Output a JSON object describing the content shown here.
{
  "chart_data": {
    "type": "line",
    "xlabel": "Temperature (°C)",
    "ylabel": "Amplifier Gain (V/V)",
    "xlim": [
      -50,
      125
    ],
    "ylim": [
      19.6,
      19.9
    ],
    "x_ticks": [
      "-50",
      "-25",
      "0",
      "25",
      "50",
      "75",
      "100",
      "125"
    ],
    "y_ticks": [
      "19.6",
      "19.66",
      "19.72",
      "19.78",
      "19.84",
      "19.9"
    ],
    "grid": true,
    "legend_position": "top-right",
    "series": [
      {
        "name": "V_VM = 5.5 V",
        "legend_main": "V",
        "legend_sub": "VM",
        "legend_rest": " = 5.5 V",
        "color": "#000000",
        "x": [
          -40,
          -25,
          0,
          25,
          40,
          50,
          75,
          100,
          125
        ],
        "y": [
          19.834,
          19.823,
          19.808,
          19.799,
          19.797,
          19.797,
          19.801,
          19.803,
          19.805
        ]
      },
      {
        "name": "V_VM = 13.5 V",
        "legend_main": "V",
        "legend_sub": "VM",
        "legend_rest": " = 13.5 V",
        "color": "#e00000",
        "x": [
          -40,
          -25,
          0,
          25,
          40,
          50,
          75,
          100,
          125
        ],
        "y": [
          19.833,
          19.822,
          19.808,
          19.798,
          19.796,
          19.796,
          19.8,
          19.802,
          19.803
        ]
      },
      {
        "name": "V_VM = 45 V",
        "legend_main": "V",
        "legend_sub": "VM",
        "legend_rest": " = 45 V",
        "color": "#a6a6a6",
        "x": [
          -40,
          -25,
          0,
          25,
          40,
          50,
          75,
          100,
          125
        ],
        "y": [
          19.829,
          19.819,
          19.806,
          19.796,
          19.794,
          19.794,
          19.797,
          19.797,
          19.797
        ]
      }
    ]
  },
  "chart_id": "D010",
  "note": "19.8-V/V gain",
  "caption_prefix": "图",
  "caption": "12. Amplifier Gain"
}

======

*Instructions to follow*
Repeat every line of the data, exactly and in full.

*Exercise solution*
Output a JSON object describing the content shown here.
{
  "chart_data": {
    "type": "line",
    "xlabel": "Temperature (°C)",
    "ylabel": "Amplifier Gain (V/V)",
    "xlim": [
      -50,
      125
    ],
    "ylim": [
      19.6,
      19.9
    ],
    "x_ticks": [
      "-50",
      "-25",
      "0",
      "25",
      "50",
      "75",
      "100",
      "125"
    ],
    "y_ticks": [
      "19.6",
      "19.66",
      "19.72",
      "19.78",
      "19.84",
      "19.9"
    ],
    "grid": true,
    "legend_position": "top-right",
    "series": [
      {
        "name": "V_VM = 5.5 V",
        "legend_main": "V",
        "legend_sub": "VM",
        "legend_rest": " = 5.5 V",
        "color": "#000000",
        "x": [
          -40,
          -25,
          0,
          25,
          40,
          50,
          75,
          100,
          125
        ],
        "y": [
          19.834,
          19.823,
          19.808,
          19.799,
          19.797,
          19.797,
          19.801,
          19.803,
          19.805
        ]
      },
      {
        "name": "V_VM = 13.5 V",
        "legend_main": "V",
        "legend_sub": "VM",
        "legend_rest": " = 13.5 V",
        "color": "#e00000",
        "x": [
          -40,
          -25,
          0,
          25,
          40,
          50,
          75,
          100,
          125
        ],
        "y": [
          19.833,
          19.822,
          19.808,
          19.798,
          19.796,
          19.796,
          19.8,
          19.802,
          19.803
        ]
      },
      {
        "name": "V_VM = 45 V",
        "legend_main": "V",
        "legend_sub": "VM",
        "legend_rest": " = 45 V",
        "color": "#a6a6a6",
        "x": [
          -40,
          -25,
          0,
          25,
          40,
          50,
          75,
          100,
          125
        ],
        "y": [
          19.829,
          19.819,
          19.806,
          19.796,
          19.794,
          19.794,
          19.797,
          19.797,
          19.797
        ]
      }
    ]
  },
  "chart_id": "D010",
  "note": "19.8-V/V gain",
  "caption_prefix": "图",
  "caption": "12. Amplifier Gain"
}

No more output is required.